-- start ROWS --

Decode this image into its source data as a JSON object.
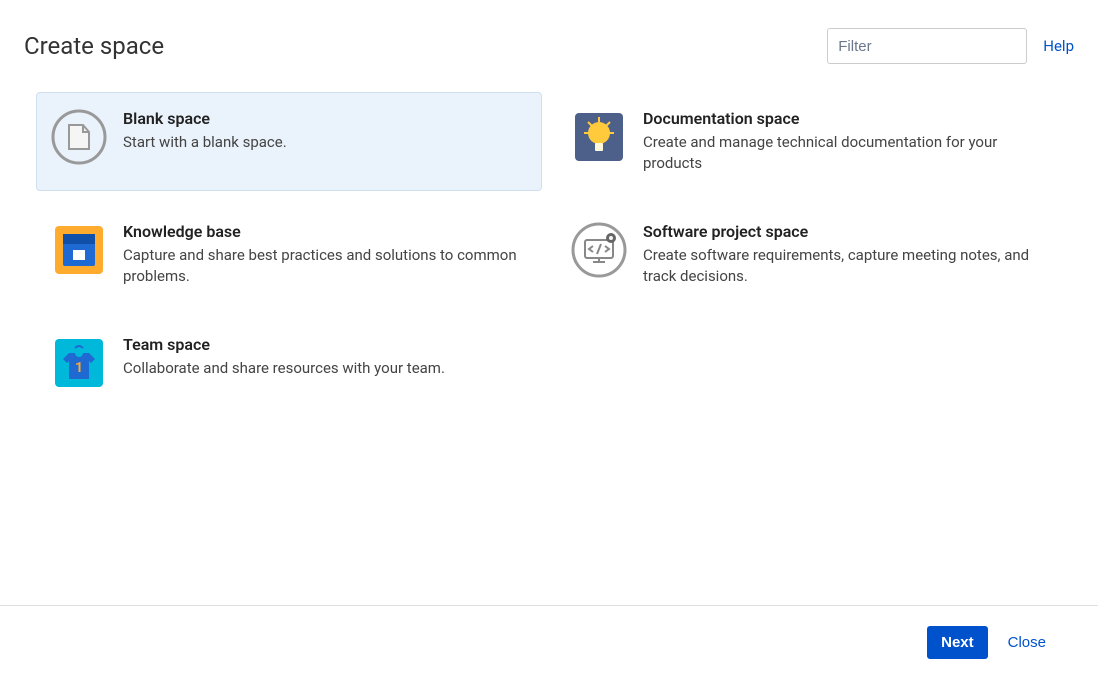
{
  "header": {
    "title": "Create space",
    "filter_placeholder": "Filter",
    "help": "Help"
  },
  "options": {
    "blank": {
      "title": "Blank space",
      "desc": "Start with a blank space."
    },
    "documentation": {
      "title": "Documentation space",
      "desc": "Create and manage technical documentation for your products"
    },
    "knowledge": {
      "title": "Knowledge base",
      "desc": "Capture and share best practices and solutions to common problems."
    },
    "software": {
      "title": "Software project space",
      "desc": "Create software requirements, capture meeting notes, and track decisions."
    },
    "team": {
      "title": "Team space",
      "desc": "Collaborate and share resources with your team."
    }
  },
  "footer": {
    "next": "Next",
    "close": "Close"
  }
}
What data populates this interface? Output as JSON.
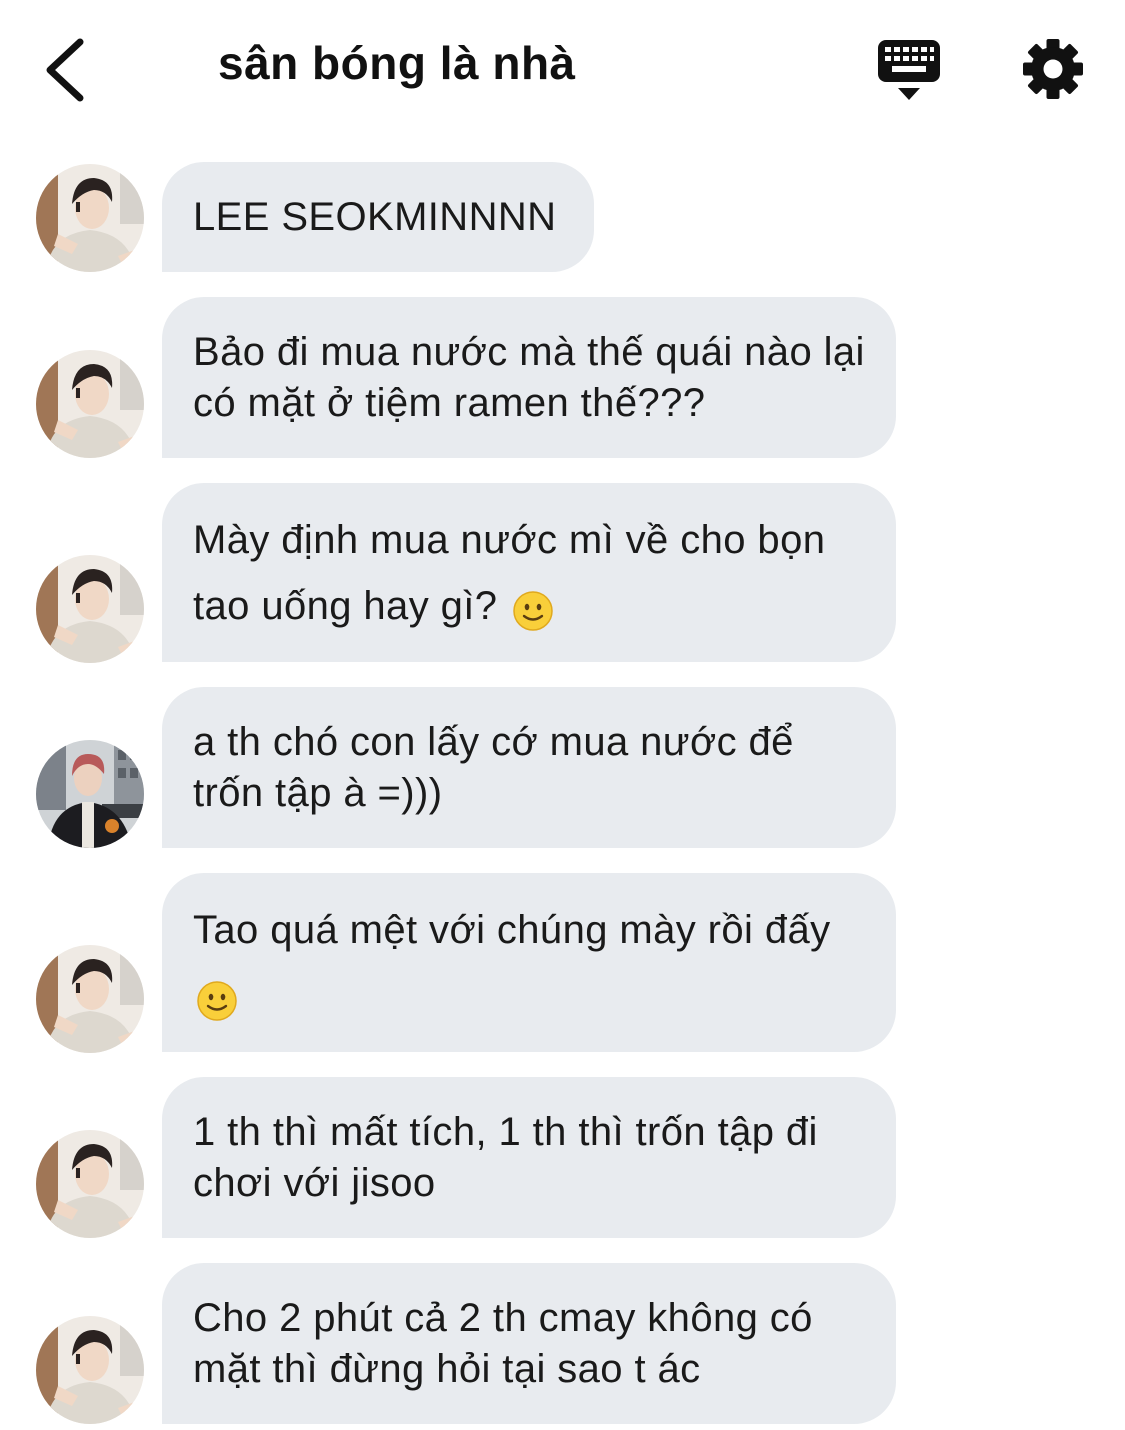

-- end ROWS --

== TASK DESCRIPTION ==
Extract every line of the data exactly; pictures stay out.

== RESULT OF THE TASK ==
Decode this image into its source data as a JSON object.
{
  "header": {
    "title": "Create space",
    "filter_placeholder": "Filter",
    "help": "Help"
  },
  "options": {
    "blank": {
      "title": "Blank space",
      "desc": "Start with a blank space."
    },
    "documentation": {
      "title": "Documentation space",
      "desc": "Create and manage technical documentation for your products"
    },
    "knowledge": {
      "title": "Knowledge base",
      "desc": "Capture and share best practices and solutions to common problems."
    },
    "software": {
      "title": "Software project space",
      "desc": "Create software requirements, capture meeting notes, and track decisions."
    },
    "team": {
      "title": "Team space",
      "desc": "Collaborate and share resources with your team."
    }
  },
  "footer": {
    "next": "Next",
    "close": "Close"
  }
}
What data populates this interface? Output as JSON.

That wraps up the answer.